**Listed records:**
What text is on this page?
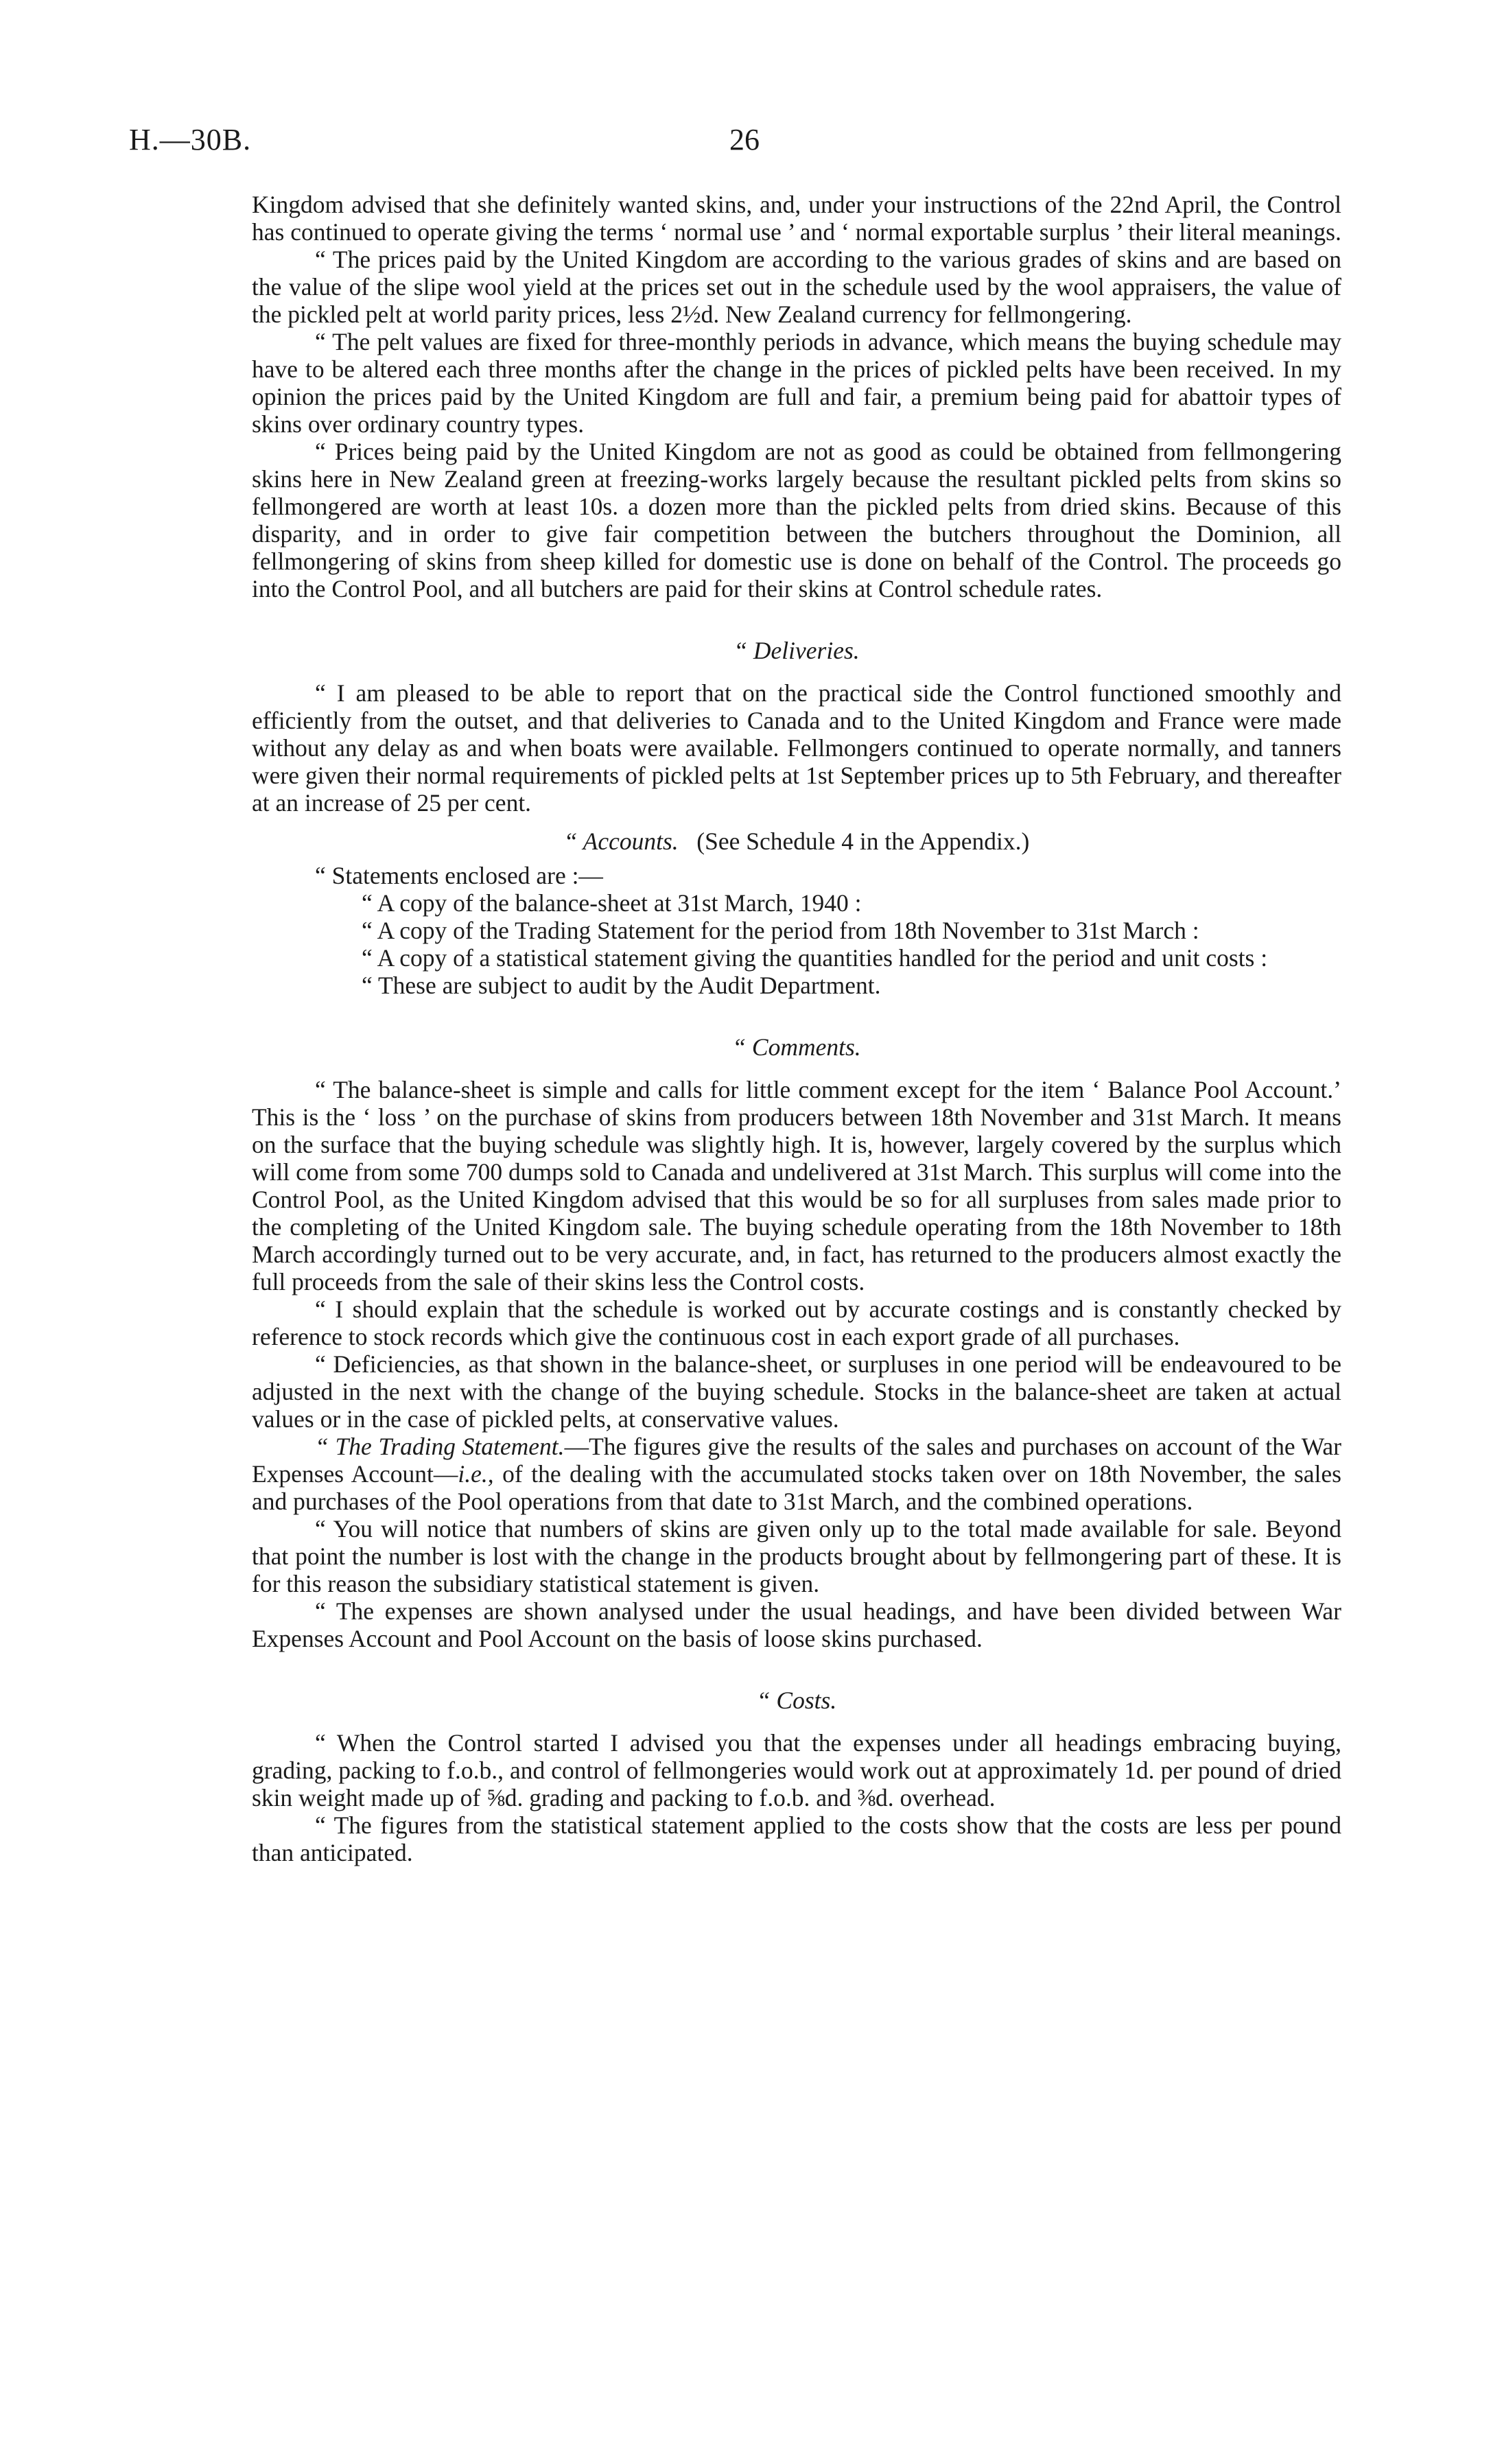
H.—30B.	26

Kingdom advised that she definitely wanted skins, and, under your instructions of the 22nd April, the Control has continued to operate giving the terms ‘ normal use ’ and ‘ normal exportable surplus ’ their literal meanings.

“ The prices paid by the United Kingdom are according to the various grades of skins and are based on the value of the slipe wool yield at the prices set out in the schedule used by the wool appraisers, the value of the pickled pelt at world parity prices, less 2½d. New Zealand currency for fellmongering.

“ The pelt values are fixed for three-monthly periods in advance, which means the buying schedule may have to be altered each three months after the change in the prices of pickled pelts have been received. In my opinion the prices paid by the United Kingdom are full and fair, a premium being paid for abattoir types of skins over ordinary country types.

“ Prices being paid by the United Kingdom are not as good as could be obtained from fellmongering skins here in New Zealand green at freezing-works largely because the resultant pickled pelts from skins so fellmongered are worth at least 10s. a dozen more than the pickled pelts from dried skins. Because of this disparity, and in order to give fair competition between the butchers throughout the Dominion, all fellmongering of skins from sheep killed for domestic use is done on behalf of the Control. The proceeds go into the Control Pool, and all butchers are paid for their skins at Control schedule rates.

“ Deliveries.

“ I am pleased to be able to report that on the practical side the Control functioned smoothly and efficiently from the outset, and that deliveries to Canada and to the United Kingdom and France were made without any delay as and when boats were available. Fellmongers continued to operate normally, and tanners were given their normal requirements of pickled pelts at 1st September prices up to 5th February, and thereafter at an increase of 25 per cent.

“ Accounts. (See Schedule 4 in the Appendix.)

“ Statements enclosed are :—

“ A copy of the balance-sheet at 31st March, 1940 :

“ A copy of the Trading Statement for the period from 18th November to 31st March :

“ A copy of a statistical statement giving the quantities handled for the period and unit costs :

“ These are subject to audit by the Audit Department.

“ Comments.

“ The balance-sheet is simple and calls for little comment except for the item ‘ Balance Pool Account.’ This is the ‘ loss ’ on the purchase of skins from producers between 18th November and 31st March. It means on the surface that the buying schedule was slightly high. It is, however, largely covered by the surplus which will come from some 700 dumps sold to Canada and undelivered at 31st March. This surplus will come into the Control Pool, as the United Kingdom advised that this would be so for all surpluses from sales made prior to the completing of the United Kingdom sale. The buying schedule operating from the 18th November to 18th March accordingly turned out to be very accurate, and, in fact, has returned to the producers almost exactly the full proceeds from the sale of their skins less the Control costs.

“ I should explain that the schedule is worked out by accurate costings and is constantly checked by reference to stock records which give the continuous cost in each export grade of all purchases.

“ Deficiencies, as that shown in the balance-sheet, or surpluses in one period will be endeavoured to be adjusted in the next with the change of the buying schedule. Stocks in the balance-sheet are taken at actual values or in the case of pickled pelts, at conservative values.

“ The Trading Statement.—The figures give the results of the sales and purchases on account of the War Expenses Account—i.e., of the dealing with the accumulated stocks taken over on 18th November, the sales and purchases of the Pool operations from that date to 31st March, and the combined operations.

“ You will notice that numbers of skins are given only up to the total made available for sale. Beyond that point the number is lost with the change in the products brought about by fellmongering part of these. It is for this reason the subsidiary statistical statement is given.

“ The expenses are shown analysed under the usual headings, and have been divided between War Expenses Account and Pool Account on the basis of loose skins purchased.

“ Costs.

“ When the Control started I advised you that the expenses under all headings embracing buying, grading, packing to f.o.b., and control of fellmongeries would work out at approximately 1d. per pound of dried skin weight made up of ⅝d. grading and packing to f.o.b. and ⅜d. overhead.

“ The figures from the statistical statement applied to the costs show that the costs are less per pound than anticipated.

**Exercise details:** Give an exact copy of the material, leaving out every picture.

**Task answer:**
What text is on this page?
H.—30B.	26

Kingdom advised that she definitely wanted skins, and, under your instructions of the 22nd April, the Control has continued to operate giving the terms ‘ normal use ’ and ‘ normal exportable surplus ’ their literal meanings.

“ The prices paid by the United Kingdom are according to the various grades of skins and are based on the value of the slipe wool yield at the prices set out in the schedule used by the wool appraisers, the value of the pickled pelt at world parity prices, less 2½d. New Zealand currency for fellmongering.

“ The pelt values are fixed for three-monthly periods in advance, which means the buying schedule may have to be altered each three months after the change in the prices of pickled pelts have been received. In my opinion the prices paid by the United Kingdom are full and fair, a premium being paid for abattoir types of skins over ordinary country types.

“ Prices being paid by the United Kingdom are not as good as could be obtained from fellmongering skins here in New Zealand green at freezing-works largely because the resultant pickled pelts from skins so fellmongered are worth at least 10s. a dozen more than the pickled pelts from dried skins. Because of this disparity, and in order to give fair competition between the butchers throughout the Dominion, all fellmongering of skins from sheep killed for domestic use is done on behalf of the Control. The proceeds go into the Control Pool, and all butchers are paid for their skins at Control schedule rates.

“ Deliveries.

“ I am pleased to be able to report that on the practical side the Control functioned smoothly and efficiently from the outset, and that deliveries to Canada and to the United Kingdom and France were made without any delay as and when boats were available. Fellmongers continued to operate normally, and tanners were given their normal requirements of pickled pelts at 1st September prices up to 5th February, and thereafter at an increase of 25 per cent.

“ Accounts. (See Schedule 4 in the Appendix.)

“ Statements enclosed are :—

“ A copy of the balance-sheet at 31st March, 1940 :

“ A copy of the Trading Statement for the period from 18th November to 31st March :

“ A copy of a statistical statement giving the quantities handled for the period and unit costs :

“ These are subject to audit by the Audit Department.

“ Comments.

“ The balance-sheet is simple and calls for little comment except for the item ‘ Balance Pool Account.’ This is the ‘ loss ’ on the purchase of skins from producers between 18th November and 31st March. It means on the surface that the buying schedule was slightly high. It is, however, largely covered by the surplus which will come from some 700 dumps sold to Canada and undelivered at 31st March. This surplus will come into the Control Pool, as the United Kingdom advised that this would be so for all surpluses from sales made prior to the completing of the United Kingdom sale. The buying schedule operating from the 18th November to 18th March accordingly turned out to be very accurate, and, in fact, has returned to the producers almost exactly the full proceeds from the sale of their skins less the Control costs.

“ I should explain that the schedule is worked out by accurate costings and is constantly checked by reference to stock records which give the continuous cost in each export grade of all purchases.

“ Deficiencies, as that shown in the balance-sheet, or surpluses in one period will be endeavoured to be adjusted in the next with the change of the buying schedule. Stocks in the balance-sheet are taken at actual values or in the case of pickled pelts, at conservative values.

“ The Trading Statement.—The figures give the results of the sales and purchases on account of the War Expenses Account—i.e., of the dealing with the accumulated stocks taken over on 18th November, the sales and purchases of the Pool operations from that date to 31st March, and the combined operations.

“ You will notice that numbers of skins are given only up to the total made available for sale. Beyond that point the number is lost with the change in the products brought about by fellmongering part of these. It is for this reason the subsidiary statistical statement is given.

“ The expenses are shown analysed under the usual headings, and have been divided between War Expenses Account and Pool Account on the basis of loose skins purchased.

“ Costs.

“ When the Control started I advised you that the expenses under all headings embracing buying, grading, packing to f.o.b., and control of fellmongeries would work out at approximately 1d. per pound of dried skin weight made up of ⅝d. grading and packing to f.o.b. and ⅜d. overhead.

“ The figures from the statistical statement applied to the costs show that the costs are less per pound than anticipated.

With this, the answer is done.